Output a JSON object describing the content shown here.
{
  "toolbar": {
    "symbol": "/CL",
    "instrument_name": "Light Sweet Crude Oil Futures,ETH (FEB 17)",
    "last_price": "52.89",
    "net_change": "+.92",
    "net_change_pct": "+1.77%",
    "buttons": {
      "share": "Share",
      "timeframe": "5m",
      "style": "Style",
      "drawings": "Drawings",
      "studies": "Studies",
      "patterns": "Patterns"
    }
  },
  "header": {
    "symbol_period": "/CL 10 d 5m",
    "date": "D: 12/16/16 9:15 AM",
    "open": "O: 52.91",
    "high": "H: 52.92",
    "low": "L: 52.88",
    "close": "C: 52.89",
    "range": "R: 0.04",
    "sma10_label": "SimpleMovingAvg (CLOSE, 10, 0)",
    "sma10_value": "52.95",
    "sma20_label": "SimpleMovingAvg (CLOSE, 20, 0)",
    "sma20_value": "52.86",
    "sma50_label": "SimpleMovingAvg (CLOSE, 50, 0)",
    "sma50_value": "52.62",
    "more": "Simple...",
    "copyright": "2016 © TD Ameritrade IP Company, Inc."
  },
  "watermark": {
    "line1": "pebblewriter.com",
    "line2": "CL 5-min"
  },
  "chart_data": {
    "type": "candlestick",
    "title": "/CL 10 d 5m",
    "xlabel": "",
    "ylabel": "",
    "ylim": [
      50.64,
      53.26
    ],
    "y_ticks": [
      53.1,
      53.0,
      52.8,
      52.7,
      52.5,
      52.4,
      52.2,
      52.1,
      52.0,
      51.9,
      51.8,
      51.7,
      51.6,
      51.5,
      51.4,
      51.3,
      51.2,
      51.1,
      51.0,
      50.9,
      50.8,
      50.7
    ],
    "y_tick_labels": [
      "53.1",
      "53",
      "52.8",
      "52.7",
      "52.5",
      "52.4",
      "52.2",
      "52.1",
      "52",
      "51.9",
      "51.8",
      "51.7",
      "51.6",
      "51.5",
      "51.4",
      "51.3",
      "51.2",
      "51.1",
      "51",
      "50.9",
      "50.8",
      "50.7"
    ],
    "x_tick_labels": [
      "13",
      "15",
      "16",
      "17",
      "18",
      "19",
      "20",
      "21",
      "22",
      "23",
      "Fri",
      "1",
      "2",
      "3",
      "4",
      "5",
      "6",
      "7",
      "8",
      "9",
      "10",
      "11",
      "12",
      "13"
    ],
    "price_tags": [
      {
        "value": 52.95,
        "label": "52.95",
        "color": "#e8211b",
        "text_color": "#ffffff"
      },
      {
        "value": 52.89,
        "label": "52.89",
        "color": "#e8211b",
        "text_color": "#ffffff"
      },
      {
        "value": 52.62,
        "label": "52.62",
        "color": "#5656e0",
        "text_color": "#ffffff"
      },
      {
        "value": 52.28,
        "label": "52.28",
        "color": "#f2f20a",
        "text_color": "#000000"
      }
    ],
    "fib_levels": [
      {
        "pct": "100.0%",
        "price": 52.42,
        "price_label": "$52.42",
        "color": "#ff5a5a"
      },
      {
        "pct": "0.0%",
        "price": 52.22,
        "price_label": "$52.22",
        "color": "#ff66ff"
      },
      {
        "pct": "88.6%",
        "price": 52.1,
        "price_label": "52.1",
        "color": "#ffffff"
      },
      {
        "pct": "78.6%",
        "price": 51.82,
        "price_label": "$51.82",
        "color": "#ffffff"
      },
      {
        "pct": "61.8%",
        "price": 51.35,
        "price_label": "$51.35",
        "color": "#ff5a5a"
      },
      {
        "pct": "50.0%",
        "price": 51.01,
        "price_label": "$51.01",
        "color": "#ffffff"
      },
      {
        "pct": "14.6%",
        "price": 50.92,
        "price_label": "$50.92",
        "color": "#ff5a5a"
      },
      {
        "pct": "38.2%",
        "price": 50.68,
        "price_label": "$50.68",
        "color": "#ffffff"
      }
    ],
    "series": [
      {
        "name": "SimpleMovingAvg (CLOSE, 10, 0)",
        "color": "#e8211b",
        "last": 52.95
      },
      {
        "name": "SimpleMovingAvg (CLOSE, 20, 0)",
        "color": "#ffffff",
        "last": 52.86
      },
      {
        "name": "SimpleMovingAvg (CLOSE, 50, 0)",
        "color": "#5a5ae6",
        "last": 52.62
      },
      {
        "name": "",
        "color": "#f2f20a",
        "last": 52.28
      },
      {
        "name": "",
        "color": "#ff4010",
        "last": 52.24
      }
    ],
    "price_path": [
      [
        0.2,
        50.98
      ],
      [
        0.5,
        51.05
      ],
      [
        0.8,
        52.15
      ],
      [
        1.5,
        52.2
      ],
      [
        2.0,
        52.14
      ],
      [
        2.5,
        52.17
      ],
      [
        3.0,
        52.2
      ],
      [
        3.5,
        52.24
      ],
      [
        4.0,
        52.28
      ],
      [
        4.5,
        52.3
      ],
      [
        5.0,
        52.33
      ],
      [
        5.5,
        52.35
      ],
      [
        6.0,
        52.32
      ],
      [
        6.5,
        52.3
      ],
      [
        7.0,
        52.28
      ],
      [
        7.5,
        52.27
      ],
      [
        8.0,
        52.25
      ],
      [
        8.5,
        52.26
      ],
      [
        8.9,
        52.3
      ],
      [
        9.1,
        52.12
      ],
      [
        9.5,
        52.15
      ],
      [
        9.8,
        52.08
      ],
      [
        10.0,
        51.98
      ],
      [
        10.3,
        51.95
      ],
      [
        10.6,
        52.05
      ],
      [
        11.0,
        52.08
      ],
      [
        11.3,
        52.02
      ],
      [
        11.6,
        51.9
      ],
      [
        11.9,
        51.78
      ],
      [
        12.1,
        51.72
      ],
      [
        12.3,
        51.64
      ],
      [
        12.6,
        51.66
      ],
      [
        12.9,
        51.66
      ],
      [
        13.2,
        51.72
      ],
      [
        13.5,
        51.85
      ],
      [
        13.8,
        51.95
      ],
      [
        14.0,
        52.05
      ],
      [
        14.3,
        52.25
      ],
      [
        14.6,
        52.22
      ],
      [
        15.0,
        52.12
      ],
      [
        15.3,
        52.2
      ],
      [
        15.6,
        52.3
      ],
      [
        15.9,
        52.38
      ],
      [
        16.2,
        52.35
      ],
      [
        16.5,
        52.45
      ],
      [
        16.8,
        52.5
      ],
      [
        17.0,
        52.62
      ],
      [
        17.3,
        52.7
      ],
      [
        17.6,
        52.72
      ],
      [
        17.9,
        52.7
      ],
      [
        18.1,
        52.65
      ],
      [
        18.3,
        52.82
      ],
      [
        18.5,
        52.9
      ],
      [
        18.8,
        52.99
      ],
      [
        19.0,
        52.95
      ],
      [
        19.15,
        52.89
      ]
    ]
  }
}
• • •
** What the exercise asks **
Repeat the lines above exactly.

** Correct response **
Output a JSON object describing the content shown here.
{
  "toolbar": {
    "symbol": "/CL",
    "instrument_name": "Light Sweet Crude Oil Futures,ETH (FEB 17)",
    "last_price": "52.89",
    "net_change": "+.92",
    "net_change_pct": "+1.77%",
    "buttons": {
      "share": "Share",
      "timeframe": "5m",
      "style": "Style",
      "drawings": "Drawings",
      "studies": "Studies",
      "patterns": "Patterns"
    }
  },
  "header": {
    "symbol_period": "/CL 10 d 5m",
    "date": "D: 12/16/16 9:15 AM",
    "open": "O: 52.91",
    "high": "H: 52.92",
    "low": "L: 52.88",
    "close": "C: 52.89",
    "range": "R: 0.04",
    "sma10_label": "SimpleMovingAvg (CLOSE, 10, 0)",
    "sma10_value": "52.95",
    "sma20_label": "SimpleMovingAvg (CLOSE, 20, 0)",
    "sma20_value": "52.86",
    "sma50_label": "SimpleMovingAvg (CLOSE, 50, 0)",
    "sma50_value": "52.62",
    "more": "Simple...",
    "copyright": "2016 © TD Ameritrade IP Company, Inc."
  },
  "watermark": {
    "line1": "pebblewriter.com",
    "line2": "CL 5-min"
  },
  "chart_data": {
    "type": "candlestick",
    "title": "/CL 10 d 5m",
    "xlabel": "",
    "ylabel": "",
    "ylim": [
      50.64,
      53.26
    ],
    "y_ticks": [
      53.1,
      53.0,
      52.8,
      52.7,
      52.5,
      52.4,
      52.2,
      52.1,
      52.0,
      51.9,
      51.8,
      51.7,
      51.6,
      51.5,
      51.4,
      51.3,
      51.2,
      51.1,
      51.0,
      50.9,
      50.8,
      50.7
    ],
    "y_tick_labels": [
      "53.1",
      "53",
      "52.8",
      "52.7",
      "52.5",
      "52.4",
      "52.2",
      "52.1",
      "52",
      "51.9",
      "51.8",
      "51.7",
      "51.6",
      "51.5",
      "51.4",
      "51.3",
      "51.2",
      "51.1",
      "51",
      "50.9",
      "50.8",
      "50.7"
    ],
    "x_tick_labels": [
      "13",
      "15",
      "16",
      "17",
      "18",
      "19",
      "20",
      "21",
      "22",
      "23",
      "Fri",
      "1",
      "2",
      "3",
      "4",
      "5",
      "6",
      "7",
      "8",
      "9",
      "10",
      "11",
      "12",
      "13"
    ],
    "price_tags": [
      {
        "value": 52.95,
        "label": "52.95",
        "color": "#e8211b",
        "text_color": "#ffffff"
      },
      {
        "value": 52.89,
        "label": "52.89",
        "color": "#e8211b",
        "text_color": "#ffffff"
      },
      {
        "value": 52.62,
        "label": "52.62",
        "color": "#5656e0",
        "text_color": "#ffffff"
      },
      {
        "value": 52.28,
        "label": "52.28",
        "color": "#f2f20a",
        "text_color": "#000000"
      }
    ],
    "fib_levels": [
      {
        "pct": "100.0%",
        "price": 52.42,
        "price_label": "$52.42",
        "color": "#ff5a5a"
      },
      {
        "pct": "0.0%",
        "price": 52.22,
        "price_label": "$52.22",
        "color": "#ff66ff"
      },
      {
        "pct": "88.6%",
        "price": 52.1,
        "price_label": "52.1",
        "color": "#ffffff"
      },
      {
        "pct": "78.6%",
        "price": 51.82,
        "price_label": "$51.82",
        "color": "#ffffff"
      },
      {
        "pct": "61.8%",
        "price": 51.35,
        "price_label": "$51.35",
        "color": "#ff5a5a"
      },
      {
        "pct": "50.0%",
        "price": 51.01,
        "price_label": "$51.01",
        "color": "#ffffff"
      },
      {
        "pct": "14.6%",
        "price": 50.92,
        "price_label": "$50.92",
        "color": "#ff5a5a"
      },
      {
        "pct": "38.2%",
        "price": 50.68,
        "price_label": "$50.68",
        "color": "#ffffff"
      }
    ],
    "series": [
      {
        "name": "SimpleMovingAvg (CLOSE, 10, 0)",
        "color": "#e8211b",
        "last": 52.95
      },
      {
        "name": "SimpleMovingAvg (CLOSE, 20, 0)",
        "color": "#ffffff",
        "last": 52.86
      },
      {
        "name": "SimpleMovingAvg (CLOSE, 50, 0)",
        "color": "#5a5ae6",
        "last": 52.62
      },
      {
        "name": "",
        "color": "#f2f20a",
        "last": 52.28
      },
      {
        "name": "",
        "color": "#ff4010",
        "last": 52.24
      }
    ],
    "price_path": [
      [
        0.2,
        50.98
      ],
      [
        0.5,
        51.05
      ],
      [
        0.8,
        52.15
      ],
      [
        1.5,
        52.2
      ],
      [
        2.0,
        52.14
      ],
      [
        2.5,
        52.17
      ],
      [
        3.0,
        52.2
      ],
      [
        3.5,
        52.24
      ],
      [
        4.0,
        52.28
      ],
      [
        4.5,
        52.3
      ],
      [
        5.0,
        52.33
      ],
      [
        5.5,
        52.35
      ],
      [
        6.0,
        52.32
      ],
      [
        6.5,
        52.3
      ],
      [
        7.0,
        52.28
      ],
      [
        7.5,
        52.27
      ],
      [
        8.0,
        52.25
      ],
      [
        8.5,
        52.26
      ],
      [
        8.9,
        52.3
      ],
      [
        9.1,
        52.12
      ],
      [
        9.5,
        52.15
      ],
      [
        9.8,
        52.08
      ],
      [
        10.0,
        51.98
      ],
      [
        10.3,
        51.95
      ],
      [
        10.6,
        52.05
      ],
      [
        11.0,
        52.08
      ],
      [
        11.3,
        52.02
      ],
      [
        11.6,
        51.9
      ],
      [
        11.9,
        51.78
      ],
      [
        12.1,
        51.72
      ],
      [
        12.3,
        51.64
      ],
      [
        12.6,
        51.66
      ],
      [
        12.9,
        51.66
      ],
      [
        13.2,
        51.72
      ],
      [
        13.5,
        51.85
      ],
      [
        13.8,
        51.95
      ],
      [
        14.0,
        52.05
      ],
      [
        14.3,
        52.25
      ],
      [
        14.6,
        52.22
      ],
      [
        15.0,
        52.12
      ],
      [
        15.3,
        52.2
      ],
      [
        15.6,
        52.3
      ],
      [
        15.9,
        52.38
      ],
      [
        16.2,
        52.35
      ],
      [
        16.5,
        52.45
      ],
      [
        16.8,
        52.5
      ],
      [
        17.0,
        52.62
      ],
      [
        17.3,
        52.7
      ],
      [
        17.6,
        52.72
      ],
      [
        17.9,
        52.7
      ],
      [
        18.1,
        52.65
      ],
      [
        18.3,
        52.82
      ],
      [
        18.5,
        52.9
      ],
      [
        18.8,
        52.99
      ],
      [
        19.0,
        52.95
      ],
      [
        19.15,
        52.89
      ]
    ]
  }
}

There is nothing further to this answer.